Record excerpts:
++++++
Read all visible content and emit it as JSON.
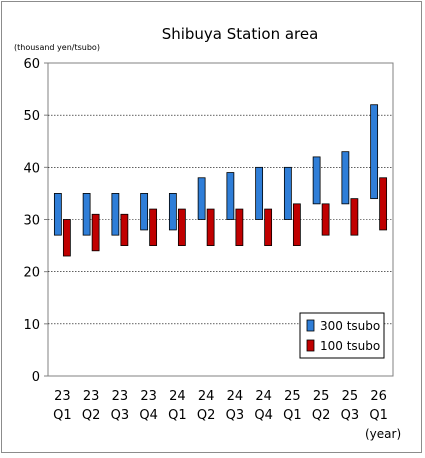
{
  "chart_data": {
    "type": "bar",
    "subtype": "floating-range",
    "title": "Shibuya Station  area",
    "ylabel": "(thousand yen/tsubo)",
    "x_unit_label": "(year)",
    "categories": [
      {
        "year": "23",
        "quarter": "Q1"
      },
      {
        "year": "23",
        "quarter": "Q2"
      },
      {
        "year": "23",
        "quarter": "Q3"
      },
      {
        "year": "23",
        "quarter": "Q4"
      },
      {
        "year": "24",
        "quarter": "Q1"
      },
      {
        "year": "24",
        "quarter": "Q2"
      },
      {
        "year": "24",
        "quarter": "Q3"
      },
      {
        "year": "24",
        "quarter": "Q4"
      },
      {
        "year": "25",
        "quarter": "Q1"
      },
      {
        "year": "25",
        "quarter": "Q2"
      },
      {
        "year": "25",
        "quarter": "Q3"
      },
      {
        "year": "26",
        "quarter": "Q1"
      }
    ],
    "series": [
      {
        "name": "300 tsubo",
        "color": "#2f7ed8",
        "low": [
          27,
          27,
          27,
          28,
          28,
          30,
          30,
          30,
          30,
          33,
          33,
          34
        ],
        "high": [
          35,
          35,
          35,
          35,
          35,
          38,
          39,
          40,
          40,
          42,
          43,
          52
        ]
      },
      {
        "name": "100 tsubo",
        "color": "#c00000",
        "low": [
          23,
          24,
          25,
          25,
          25,
          25,
          25,
          25,
          25,
          27,
          27,
          28
        ],
        "high": [
          30,
          31,
          31,
          32,
          32,
          32,
          32,
          32,
          33,
          33,
          34,
          38
        ]
      }
    ],
    "ylim": [
      0,
      60
    ],
    "yticks": [
      0,
      10,
      20,
      30,
      40,
      50,
      60
    ],
    "grid": true,
    "legend_position": "bottom-right"
  }
}
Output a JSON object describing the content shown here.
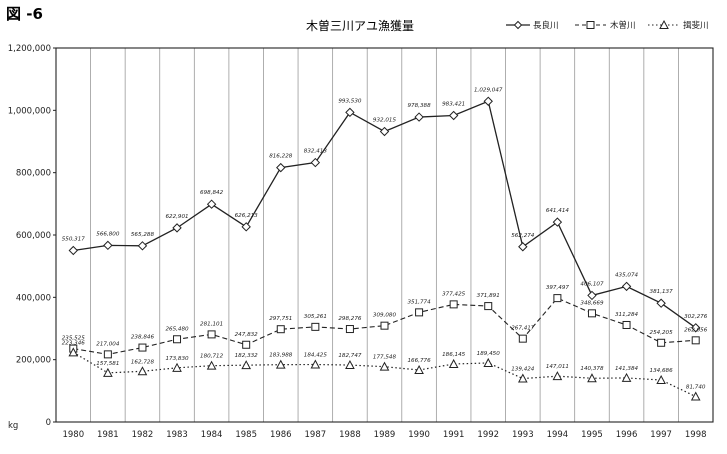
{
  "figure_label": "図 -6",
  "chart_data": {
    "type": "line",
    "title": "木曽三川アユ漁獲量",
    "xlabel": "",
    "ylabel": "",
    "y_unit": "kg",
    "ylim": [
      0,
      1200000
    ],
    "y_ticks": [
      0,
      200000,
      400000,
      600000,
      800000,
      1000000,
      1200000
    ],
    "y_tick_labels": [
      "0",
      "200,000",
      "400,000",
      "600,000",
      "800,000",
      "1,000,000",
      "1,200,000"
    ],
    "x": [
      "1980",
      "1981",
      "1982",
      "1983",
      "1984",
      "1985",
      "1986",
      "1987",
      "1988",
      "1989",
      "1990",
      "1991",
      "1992",
      "1993",
      "1994",
      "1995",
      "1996",
      "1997",
      "1998"
    ],
    "grid": "vertical",
    "legend_position": "top-right",
    "series": [
      {
        "name": "長良川",
        "marker": "diamond",
        "line": "solid",
        "values": [
          550317,
          566800,
          565288,
          622901,
          698842,
          626213,
          816228,
          832413,
          993530,
          932015,
          978388,
          983421,
          1029047,
          562274,
          641414,
          406107,
          435074,
          381137,
          302276
        ],
        "labels": [
          "550,317",
          "566,800",
          "565,288",
          "622,901",
          "698,842",
          "626,213",
          "816,228",
          "832,413",
          "993,530",
          "932,015",
          "978,388",
          "983,421",
          "1,029,047",
          "562,274",
          "641,414",
          "406,107",
          "435,074",
          "381,137",
          "302,276"
        ]
      },
      {
        "name": "木曽川",
        "marker": "square",
        "line": "dashed",
        "values": [
          235525,
          217004,
          238846,
          265480,
          281101,
          247832,
          297751,
          305261,
          298276,
          309080,
          351774,
          377425,
          371891,
          267417,
          397497,
          348669,
          311284,
          254205,
          262056
        ],
        "labels": [
          "235,525",
          "217,004",
          "238,846",
          "265,480",
          "281,101",
          "247,832",
          "297,751",
          "305,261",
          "298,276",
          "309,080",
          "351,774",
          "377,425",
          "371,891",
          "267,417",
          "397,497",
          "348,669",
          "311,284",
          "254,205",
          "262,056"
        ]
      },
      {
        "name": "揖斐川",
        "marker": "triangle",
        "line": "dotted",
        "values": [
          223346,
          157581,
          162728,
          173830,
          180712,
          182332,
          183988,
          184425,
          182747,
          177548,
          166776,
          186145,
          189450,
          139424,
          147011,
          140378,
          141384,
          134686,
          81740
        ],
        "labels": [
          "223,346",
          "157,581",
          "162,728",
          "173,830",
          "180,712",
          "182,332",
          "183,988",
          "184,425",
          "182,747",
          "177,548",
          "166,776",
          "186,145",
          "189,450",
          "139,424",
          "147,011",
          "140,378",
          "141,384",
          "134,686",
          "81,740"
        ]
      }
    ]
  }
}
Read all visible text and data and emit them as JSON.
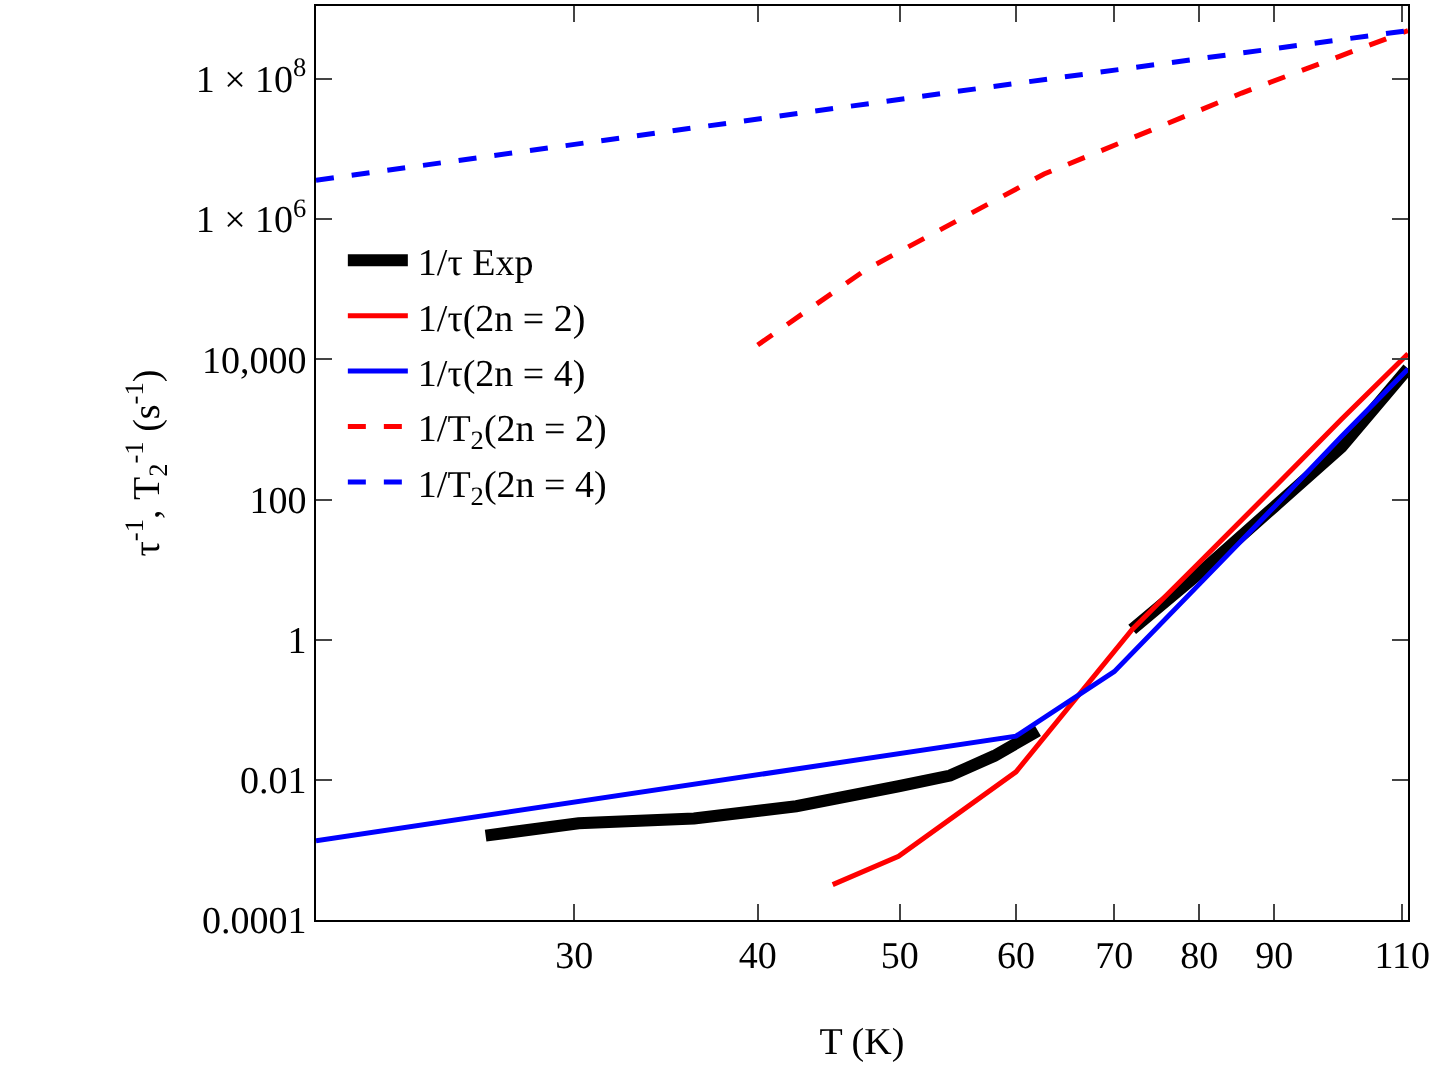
{
  "chart_data": {
    "type": "line",
    "xlabel": "T (K)",
    "ylabel": "τ$^{-1}$, T$_{2}$$^{-1}$ (s$^{-1}$)",
    "log": "xy",
    "grid": false,
    "legend": "left",
    "marker": "none",
    "xlim": [
      20,
      111
    ],
    "xticks": [
      30,
      40,
      50,
      60,
      70,
      80,
      90,
      110
    ],
    "ylim": [
      0.0001,
      1100000000
    ],
    "yticks": [
      0.0001,
      0.01,
      1,
      100,
      {
        "value": 10000,
        "label": "10,000"
      },
      {
        "value": 1000000,
        "label": "1 × 10$^{6}$"
      },
      {
        "value": 100000000,
        "label": "1 × 10$^{8}$"
      }
    ],
    "series": [
      {
        "name": "1/τ Exp",
        "color": "#000000",
        "line_style": "solid",
        "x": [
          26.1,
          30.2,
          36.2,
          42.5,
          49.9,
          54.1,
          58,
          62.1,
          67,
          72,
          80,
          90,
          100,
          111
        ],
        "values": [
          0.0016,
          0.0024,
          0.0028,
          0.0042,
          0.0081,
          0.0115,
          0.022,
          0.05,
          null,
          1.4,
          8.9,
          79,
          560,
          7400
        ]
      },
      {
        "name": "1/τ(2n = 2)",
        "color": "#ff0000",
        "line_style": "solid",
        "x": [
          45,
          49.9,
          60,
          72,
          80,
          90,
          100,
          111
        ],
        "values": [
          0.00032,
          0.00081,
          0.013,
          1.4,
          12.6,
          150,
          1400,
          12000
        ]
      },
      {
        "name": "1/τ(2n = 4)",
        "color": "#0000ff",
        "line_style": "solid",
        "x": [
          20,
          60,
          70,
          80,
          90,
          100,
          111
        ],
        "values": [
          0.00135,
          0.042,
          0.35,
          6.2,
          79,
          790,
          7300
        ]
      },
      {
        "name": "1/T$_{2}$(2n = 2)",
        "color": "#ff0000",
        "line_style": "dashed",
        "x": [
          40,
          47.4,
          62.7,
          85.5,
          111
        ],
        "values": [
          16000,
          190000,
          4400000,
          63000000,
          490000000
        ]
      },
      {
        "name": "1/T$_{2}$(2n = 4)",
        "color": "#0000ff",
        "line_style": "dashed",
        "x": [
          20,
          57.3,
          111
        ],
        "values": [
          3600000,
          76000000,
          490000000
        ]
      }
    ]
  }
}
++++++
Directive: Pictures don't belong in the copy. Transcribe every record exactly as it appears.

Response below:
Read all visible content and emit it as JSON.
{
  "chart_data": {
    "type": "bar",
    "subtype": "floating-range",
    "title": "Shibuya Station  area",
    "ylabel": "(thousand yen/tsubo)",
    "x_unit_label": "(year)",
    "categories": [
      {
        "year": "23",
        "quarter": "Q1"
      },
      {
        "year": "23",
        "quarter": "Q2"
      },
      {
        "year": "23",
        "quarter": "Q3"
      },
      {
        "year": "23",
        "quarter": "Q4"
      },
      {
        "year": "24",
        "quarter": "Q1"
      },
      {
        "year": "24",
        "quarter": "Q2"
      },
      {
        "year": "24",
        "quarter": "Q3"
      },
      {
        "year": "24",
        "quarter": "Q4"
      },
      {
        "year": "25",
        "quarter": "Q1"
      },
      {
        "year": "25",
        "quarter": "Q2"
      },
      {
        "year": "25",
        "quarter": "Q3"
      },
      {
        "year": "26",
        "quarter": "Q1"
      }
    ],
    "series": [
      {
        "name": "300 tsubo",
        "color": "#2f7ed8",
        "low": [
          27,
          27,
          27,
          28,
          28,
          30,
          30,
          30,
          30,
          33,
          33,
          34
        ],
        "high": [
          35,
          35,
          35,
          35,
          35,
          38,
          39,
          40,
          40,
          42,
          43,
          52
        ]
      },
      {
        "name": "100 tsubo",
        "color": "#c00000",
        "low": [
          23,
          24,
          25,
          25,
          25,
          25,
          25,
          25,
          25,
          27,
          27,
          28
        ],
        "high": [
          30,
          31,
          31,
          32,
          32,
          32,
          32,
          32,
          33,
          33,
          34,
          38
        ]
      }
    ],
    "ylim": [
      0,
      60
    ],
    "yticks": [
      0,
      10,
      20,
      30,
      40,
      50,
      60
    ],
    "grid": true,
    "legend_position": "bottom-right"
  }
}
Output a JSON object describing the content shown here.
{
  "figure_label": "図 -6",
  "chart_data": {
    "type": "line",
    "title": "木曽三川アユ漁獲量",
    "xlabel": "",
    "ylabel": "",
    "y_unit": "kg",
    "ylim": [
      0,
      1200000
    ],
    "y_ticks": [
      0,
      200000,
      400000,
      600000,
      800000,
      1000000,
      1200000
    ],
    "y_tick_labels": [
      "0",
      "200,000",
      "400,000",
      "600,000",
      "800,000",
      "1,000,000",
      "1,200,000"
    ],
    "x": [
      "1980",
      "1981",
      "1982",
      "1983",
      "1984",
      "1985",
      "1986",
      "1987",
      "1988",
      "1989",
      "1990",
      "1991",
      "1992",
      "1993",
      "1994",
      "1995",
      "1996",
      "1997",
      "1998"
    ],
    "grid": "vertical",
    "legend_position": "top-right",
    "series": [
      {
        "name": "長良川",
        "marker": "diamond",
        "line": "solid",
        "values": [
          550317,
          566800,
          565288,
          622901,
          698842,
          626213,
          816228,
          832413,
          993530,
          932015,
          978388,
          983421,
          1029047,
          562274,
          641414,
          406107,
          435074,
          381137,
          302276
        ],
        "labels": [
          "550,317",
          "566,800",
          "565,288",
          "622,901",
          "698,842",
          "626,213",
          "816,228",
          "832,413",
          "993,530",
          "932,015",
          "978,388",
          "983,421",
          "1,029,047",
          "562,274",
          "641,414",
          "406,107",
          "435,074",
          "381,137",
          "302,276"
        ]
      },
      {
        "name": "木曽川",
        "marker": "square",
        "line": "dashed",
        "values": [
          235525,
          217004,
          238846,
          265480,
          281101,
          247832,
          297751,
          305261,
          298276,
          309080,
          351774,
          377425,
          371891,
          267417,
          397497,
          348669,
          311284,
          254205,
          262056
        ],
        "labels": [
          "235,525",
          "217,004",
          "238,846",
          "265,480",
          "281,101",
          "247,832",
          "297,751",
          "305,261",
          "298,276",
          "309,080",
          "351,774",
          "377,425",
          "371,891",
          "267,417",
          "397,497",
          "348,669",
          "311,284",
          "254,205",
          "262,056"
        ]
      },
      {
        "name": "揖斐川",
        "marker": "triangle",
        "line": "dotted",
        "values": [
          223346,
          157581,
          162728,
          173830,
          180712,
          182332,
          183988,
          184425,
          182747,
          177548,
          166776,
          186145,
          189450,
          139424,
          147011,
          140378,
          141384,
          134686,
          81740
        ],
        "labels": [
          "223,346",
          "157,581",
          "162,728",
          "173,830",
          "180,712",
          "182,332",
          "183,988",
          "184,425",
          "182,747",
          "177,548",
          "166,776",
          "186,145",
          "189,450",
          "139,424",
          "147,011",
          "140,378",
          "141,384",
          "134,686",
          "81,740"
        ]
      }
    ]
  }
}
Read all visible text and data and emit them as JSON.
{
  "chart_data": {
    "type": "line",
    "xlabel": "T (K)",
    "ylabel": "τ$^{-1}$, T$_{2}$$^{-1}$ (s$^{-1}$)",
    "log": "xy",
    "grid": false,
    "legend": "left",
    "marker": "none",
    "xlim": [
      20,
      111
    ],
    "xticks": [
      30,
      40,
      50,
      60,
      70,
      80,
      90,
      110
    ],
    "ylim": [
      0.0001,
      1100000000
    ],
    "yticks": [
      0.0001,
      0.01,
      1,
      100,
      {
        "value": 10000,
        "label": "10,000"
      },
      {
        "value": 1000000,
        "label": "1 × 10$^{6}$"
      },
      {
        "value": 100000000,
        "label": "1 × 10$^{8}$"
      }
    ],
    "series": [
      {
        "name": "1/τ Exp",
        "color": "#000000",
        "line_style": "solid",
        "x": [
          26.1,
          30.2,
          36.2,
          42.5,
          49.9,
          54.1,
          58,
          62.1,
          67,
          72,
          80,
          90,
          100,
          111
        ],
        "values": [
          0.0016,
          0.0024,
          0.0028,
          0.0042,
          0.0081,
          0.0115,
          0.022,
          0.05,
          null,
          1.4,
          8.9,
          79,
          560,
          7400
        ]
      },
      {
        "name": "1/τ(2n = 2)",
        "color": "#ff0000",
        "line_style": "solid",
        "x": [
          45,
          49.9,
          60,
          72,
          80,
          90,
          100,
          111
        ],
        "values": [
          0.00032,
          0.00081,
          0.013,
          1.4,
          12.6,
          150,
          1400,
          12000
        ]
      },
      {
        "name": "1/τ(2n = 4)",
        "color": "#0000ff",
        "line_style": "solid",
        "x": [
          20,
          60,
          70,
          80,
          90,
          100,
          111
        ],
        "values": [
          0.00135,
          0.042,
          0.35,
          6.2,
          79,
          790,
          7300
        ]
      },
      {
        "name": "1/T$_{2}$(2n = 2)",
        "color": "#ff0000",
        "line_style": "dashed",
        "x": [
          40,
          47.4,
          62.7,
          85.5,
          111
        ],
        "values": [
          16000,
          190000,
          4400000,
          63000000,
          490000000
        ]
      },
      {
        "name": "1/T$_{2}$(2n = 4)",
        "color": "#0000ff",
        "line_style": "dashed",
        "x": [
          20,
          57.3,
          111
        ],
        "values": [
          3600000,
          76000000,
          490000000
        ]
      }
    ]
  }
}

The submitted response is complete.